## DIRECTIONS FOR THIS TASK
Transcribe each of the records below exactly, excluding all pictures.

## RECORDS SHOWN

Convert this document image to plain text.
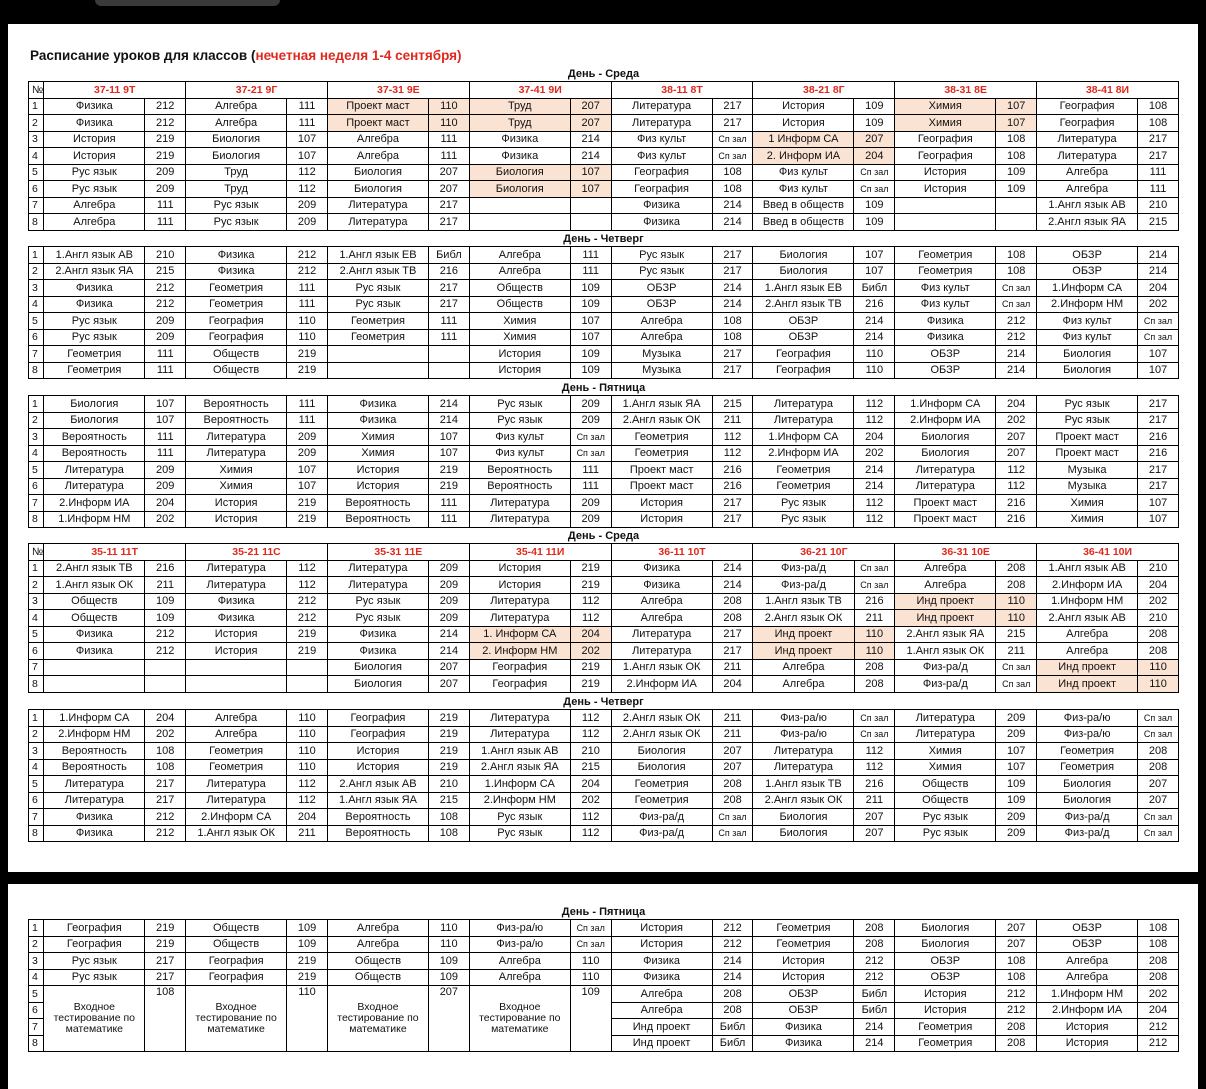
Расписание уроков для классов (нечетная неделя 1-4 сентября)
День - Среда
№	37-11 9Т		37-21 9Г		37-31 9Е		37-41 9И		38-11 8Т		38-21 8Г		38-31 8Е		38-41 8И	
1	Физика	212	Алгебра	111	Проект маст	110	Труд	207	Литература	217	История	109	Химия	107	География	108
2	Физика	212	Алгебра	111	Проект маст	110	Труд	207	Литература	217	История	109	Химия	107	География	108
3	История	219	Биология	107	Алгебра	111	Физика	214	Физ культ	Сп зал	1 Информ СА	207	География	108	Литература	217
4	История	219	Биология	107	Алгебра	111	Физика	214	Физ культ	Сп зал	2. Информ ИА	204	География	108	Литература	217
5	Рус язык	209	Труд	112	Биология	207	Биология	107	География	108	Физ культ	Сп зал	История	109	Алгебра	111
6	Рус язык	209	Труд	112	Биология	207	Биология	107	География	108	Физ культ	Сп зал	История	109	Алгебра	111
7	Алгебра	111	Рус язык	209	Литература	217			Физика	214	Введ в обществ	109			1.Англ язык АВ	210
8	Алгебра	111	Рус язык	209	Литература	217			Физика	214	Введ в обществ	109			2.Англ язык ЯА	215
День - Четверг
1	1.Англ язык АВ	210	Физика	212	1.Англ язык ЕВ	Библ	Алгебра	111	Рус язык	217	Биология	107	Геометрия	108	ОБЗР	214
2	2.Англ язык ЯА	215	Физика	212	2.Англ язык ТВ	216	Алгебра	111	Рус язык	217	Биология	107	Геометрия	108	ОБЗР	214
3	Физика	212	Геометрия	111	Рус язык	217	Обществ	109	ОБЗР	214	1.Англ язык ЕВ	Библ	Физ культ	Сп зал	1.Информ СА	204
4	Физика	212	Геометрия	111	Рус язык	217	Обществ	109	ОБЗР	214	2.Англ язык ТВ	216	Физ культ	Сп зал	2.Информ НМ	202
5	Рус язык	209	География	110	Геометрия	111	Химия	107	Алгебра	108	ОБЗР	214	Физика	212	Физ культ	Сп зал
6	Рус язык	209	География	110	Геометрия	111	Химия	107	Алгебра	108	ОБЗР	214	Физика	212	Физ культ	Сп зал
7	Геометрия	111	Обществ	219			История	109	Музыка	217	География	110	ОБЗР	214	Биология	107
8	Геометрия	111	Обществ	219			История	109	Музыка	217	География	110	ОБЗР	214	Биология	107
День - Пятница
1	Биология	107	Вероятность	111	Физика	214	Рус язык	209	1.Англ язык ЯА	215	Литература	112	1.Информ СА	204	Рус язык	217
2	Биология	107	Вероятность	111	Физика	214	Рус язык	209	2.Англ язык ОК	211	Литература	112	2.Информ ИА	202	Рус язык	217
3	Вероятность	111	Литература	209	Химия	107	Физ культ	Сп зал	Геометрия	112	1.Информ СА	204	Биология	207	Проект маст	216
4	Вероятность	111	Литература	209	Химия	107	Физ культ	Сп зал	Геометрия	112	2.Информ ИА	202	Биология	207	Проект маст	216
5	Литература	209	Химия	107	История	219	Вероятность	111	Проект маст	216	Геометрия	214	Литература	112	Музыка	217
6	Литература	209	Химия	107	История	219	Вероятность	111	Проект маст	216	Геометрия	214	Литература	112	Музыка	217
7	2.Информ ИА	204	История	219	Вероятность	111	Литература	209	История	217	Рус язык	112	Проект маст	216	Химия	107
8	1.Информ НМ	202	История	219	Вероятность	111	Литература	209	История	217	Рус язык	112	Проект маст	216	Химия	107
День - Среда
№	35-11 11Т		35-21 11С		35-31 11Е		35-41 11И		36-11 10Т		36-21 10Г		36-31 10Е		36-41 10И	
1	2.Англ язык ТВ	216	Литература	112	Литература	209	История	219	Физика	214	Физ-ра/д	Сп зал	Алгебра	208	1.Англ язык АВ	210
2	1.Англ язык ОК	211	Литература	112	Литература	209	История	219	Физика	214	Физ-ра/д	Сп зал	Алгебра	208	2.Информ ИА	204
3	Обществ	109	Физика	212	Рус язык	209	Литература	112	Алгебра	208	1.Англ язык ТВ	216	Инд проект	110	1.Информ НМ	202
4	Обществ	109	Физика	212	Рус язык	209	Литература	112	Алгебра	208	2.Англ язык ОК	211	Инд проект	110	2.Англ язык АВ	210
5	Физика	212	История	219	Физика	214	1. Информ СА	204	Литература	217	Инд проект	110	2.Англ язык ЯА	215	Алгебра	208
6	Физика	212	История	219	Физика	214	2. Информ НМ	202	Литература	217	Инд проект	110	1.Англ язык ОК	211	Алгебра	208
7					Биология	207	География	219	1.Англ язык ОК	211	Алгебра	208	Физ-ра/д	Сп зал	Инд проект	110
8					Биология	207	География	219	2.Информ ИА	204	Алгебра	208	Физ-ра/д	Сп зал	Инд проект	110
День - Четверг
1	1.Информ СА	204	Алгебра	110	География	219	Литература	112	2.Англ язык ОК	211	Физ-ра/ю	Сп зал	Литература	209	Физ-ра/ю	Сп зал
2	2.Информ НМ	202	Алгебра	110	География	219	Литература	112	2.Англ язык ОК	211	Физ-ра/ю	Сп зал	Литература	209	Физ-ра/ю	Сп зал
3	Вероятность	108	Геометрия	110	История	219	1.Англ язык АВ	210	Биология	207	Литература	112	Химия	107	Геометрия	208
4	Вероятность	108	Геометрия	110	История	219	2.Англ язык ЯА	215	Биология	207	Литература	112	Химия	107	Геометрия	208
5	Литература	217	Литература	112	2.Англ язык АВ	210	1.Информ СА	204	Геометрия	208	1.Англ язык ТВ	216	Обществ	109	Биология	207
6	Литература	217	Литература	112	1.Англ язык ЯА	215	2.Информ НМ	202	Геометрия	208	2.Англ язык ОК	211	Обществ	109	Биология	207
7	Физика	212	2.Информ СА	204	Вероятность	108	Рус язык	112	Физ-ра/д	Сп зал	Биология	207	Рус язык	209	Физ-ра/д	Сп зал
8	Физика	212	1.Англ язык ОК	211	Вероятность	108	Рус язык	112	Физ-ра/д	Сп зал	Биология	207	Рус язык	209	Физ-ра/д	Сп зал
День - Пятница
1	География	219	Обществ	109	Алгебра	110	Физ-ра/ю	Сп зал	История	212	Геометрия	208	Биология	207	ОБЗР	108
2	География	219	Обществ	109	Алгебра	110	Физ-ра/ю	Сп зал	История	212	Геометрия	208	Биология	207	ОБЗР	108
3	Рус язык	217	География	219	Обществ	109	Алгебра	110	Физика	214	История	212	ОБЗР	108	Алгебра	208
4	Рус язык	217	География	219	Обществ	109	Алгебра	110	Физика	214	История	212	ОБЗР	108	Алгебра	208
5	Входное тестирование по математике	108	Входное тестирование по математике	110	Входное тестирование по математике	207	Входное тестирование по математике	109	Алгебра	208	ОБЗР	Библ	История	212	1.Информ НМ	202
6									Алгебра	208	ОБЗР	Библ	История	212	2.Информ ИА	204
7									Инд проект	Библ	Физика	214	Геометрия	208	История	212
8									Инд проект	Библ	Физика	214	Геометрия	208	История	212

## THE RESPONSE
Convert this document image to plain text.
Расписание уроков для классов (нечетная неделя 1-4 сентября)
День - Среда
№	37-11 9Т		37-21 9Г		37-31 9Е		37-41 9И		38-11 8Т		38-21 8Г		38-31 8Е		38-41 8И	
1	Физика	212	Алгебра	111	Проект маст	110	Труд	207	Литература	217	История	109	Химия	107	География	108
2	Физика	212	Алгебра	111	Проект маст	110	Труд	207	Литература	217	История	109	Химия	107	География	108
3	История	219	Биология	107	Алгебра	111	Физика	214	Физ культ	Сп зал	1 Информ СА	207	География	108	Литература	217
4	История	219	Биология	107	Алгебра	111	Физика	214	Физ культ	Сп зал	2. Информ ИА	204	География	108	Литература	217
5	Рус язык	209	Труд	112	Биология	207	Биология	107	География	108	Физ культ	Сп зал	История	109	Алгебра	111
6	Рус язык	209	Труд	112	Биология	207	Биология	107	География	108	Физ культ	Сп зал	История	109	Алгебра	111
7	Алгебра	111	Рус язык	209	Литература	217			Физика	214	Введ в обществ	109			1.Англ язык АВ	210
8	Алгебра	111	Рус язык	209	Литература	217			Физика	214	Введ в обществ	109			2.Англ язык ЯА	215
День - Четверг
1	1.Англ язык АВ	210	Физика	212	1.Англ язык ЕВ	Библ	Алгебра	111	Рус язык	217	Биология	107	Геометрия	108	ОБЗР	214
2	2.Англ язык ЯА	215	Физика	212	2.Англ язык ТВ	216	Алгебра	111	Рус язык	217	Биология	107	Геометрия	108	ОБЗР	214
3	Физика	212	Геометрия	111	Рус язык	217	Обществ	109	ОБЗР	214	1.Англ язык ЕВ	Библ	Физ культ	Сп зал	1.Информ СА	204
4	Физика	212	Геометрия	111	Рус язык	217	Обществ	109	ОБЗР	214	2.Англ язык ТВ	216	Физ культ	Сп зал	2.Информ НМ	202
5	Рус язык	209	География	110	Геометрия	111	Химия	107	Алгебра	108	ОБЗР	214	Физика	212	Физ культ	Сп зал
6	Рус язык	209	География	110	Геометрия	111	Химия	107	Алгебра	108	ОБЗР	214	Физика	212	Физ культ	Сп зал
7	Геометрия	111	Обществ	219			История	109	Музыка	217	География	110	ОБЗР	214	Биология	107
8	Геометрия	111	Обществ	219			История	109	Музыка	217	География	110	ОБЗР	214	Биология	107
День - Пятница
1	Биология	107	Вероятность	111	Физика	214	Рус язык	209	1.Англ язык ЯА	215	Литература	112	1.Информ СА	204	Рус язык	217
2	Биология	107	Вероятность	111	Физика	214	Рус язык	209	2.Англ язык ОК	211	Литература	112	2.Информ ИА	202	Рус язык	217
3	Вероятность	111	Литература	209	Химия	107	Физ культ	Сп зал	Геометрия	112	1.Информ СА	204	Биология	207	Проект маст	216
4	Вероятность	111	Литература	209	Химия	107	Физ культ	Сп зал	Геометрия	112	2.Информ ИА	202	Биология	207	Проект маст	216
5	Литература	209	Химия	107	История	219	Вероятность	111	Проект маст	216	Геометрия	214	Литература	112	Музыка	217
6	Литература	209	Химия	107	История	219	Вероятность	111	Проект маст	216	Геометрия	214	Литература	112	Музыка	217
7	2.Информ ИА	204	История	219	Вероятность	111	Литература	209	История	217	Рус язык	112	Проект маст	216	Химия	107
8	1.Информ НМ	202	История	219	Вероятность	111	Литература	209	История	217	Рус язык	112	Проект маст	216	Химия	107
День - Среда
№	35-11 11Т		35-21 11С		35-31 11Е		35-41 11И		36-11 10Т		36-21 10Г		36-31 10Е		36-41 10И	
1	2.Англ язык ТВ	216	Литература	112	Литература	209	История	219	Физика	214	Физ-ра/д	Сп зал	Алгебра	208	1.Англ язык АВ	210
2	1.Англ язык ОК	211	Литература	112	Литература	209	История	219	Физика	214	Физ-ра/д	Сп зал	Алгебра	208	2.Информ ИА	204
3	Обществ	109	Физика	212	Рус язык	209	Литература	112	Алгебра	208	1.Англ язык ТВ	216	Инд проект	110	1.Информ НМ	202
4	Обществ	109	Физика	212	Рус язык	209	Литература	112	Алгебра	208	2.Англ язык ОК	211	Инд проект	110	2.Англ язык АВ	210
5	Физика	212	История	219	Физика	214	1. Информ СА	204	Литература	217	Инд проект	110	2.Англ язык ЯА	215	Алгебра	208
6	Физика	212	История	219	Физика	214	2. Информ НМ	202	Литература	217	Инд проект	110	1.Англ язык ОК	211	Алгебра	208
7					Биология	207	География	219	1.Англ язык ОК	211	Алгебра	208	Физ-ра/д	Сп зал	Инд проект	110
8					Биология	207	География	219	2.Информ ИА	204	Алгебра	208	Физ-ра/д	Сп зал	Инд проект	110
День - Четверг
1	1.Информ СА	204	Алгебра	110	География	219	Литература	112	2.Англ язык ОК	211	Физ-ра/ю	Сп зал	Литература	209	Физ-ра/ю	Сп зал
2	2.Информ НМ	202	Алгебра	110	География	219	Литература	112	2.Англ язык ОК	211	Физ-ра/ю	Сп зал	Литература	209	Физ-ра/ю	Сп зал
3	Вероятность	108	Геометрия	110	История	219	1.Англ язык АВ	210	Биология	207	Литература	112	Химия	107	Геометрия	208
4	Вероятность	108	Геометрия	110	История	219	2.Англ язык ЯА	215	Биология	207	Литература	112	Химия	107	Геометрия	208
5	Литература	217	Литература	112	2.Англ язык АВ	210	1.Информ СА	204	Геометрия	208	1.Англ язык ТВ	216	Обществ	109	Биология	207
6	Литература	217	Литература	112	1.Англ язык ЯА	215	2.Информ НМ	202	Геометрия	208	2.Англ язык ОК	211	Обществ	109	Биология	207
7	Физика	212	2.Информ СА	204	Вероятность	108	Рус язык	112	Физ-ра/д	Сп зал	Биология	207	Рус язык	209	Физ-ра/д	Сп зал
8	Физика	212	1.Англ язык ОК	211	Вероятность	108	Рус язык	112	Физ-ра/д	Сп зал	Биология	207	Рус язык	209	Физ-ра/д	Сп зал
День - Пятница
1	География	219	Обществ	109	Алгебра	110	Физ-ра/ю	Сп зал	История	212	Геометрия	208	Биология	207	ОБЗР	108
2	География	219	Обществ	109	Алгебра	110	Физ-ра/ю	Сп зал	История	212	Геометрия	208	Биология	207	ОБЗР	108
3	Рус язык	217	География	219	Обществ	109	Алгебра	110	Физика	214	История	212	ОБЗР	108	Алгебра	208
4	Рус язык	217	География	219	Обществ	109	Алгебра	110	Физика	214	История	212	ОБЗР	108	Алгебра	208
5	Входное тестирование по математике	108	Входное тестирование по математике	110	Входное тестирование по математике	207	Входное тестирование по математике	109	Алгебра	208	ОБЗР	Библ	История	212	1.Информ НМ	202
6									Алгебра	208	ОБЗР	Библ	История	212	2.Информ ИА	204
7									Инд проект	Библ	Физика	214	Геометрия	208	История	212
8									Инд проект	Библ	Физика	214	Геометрия	208	История	212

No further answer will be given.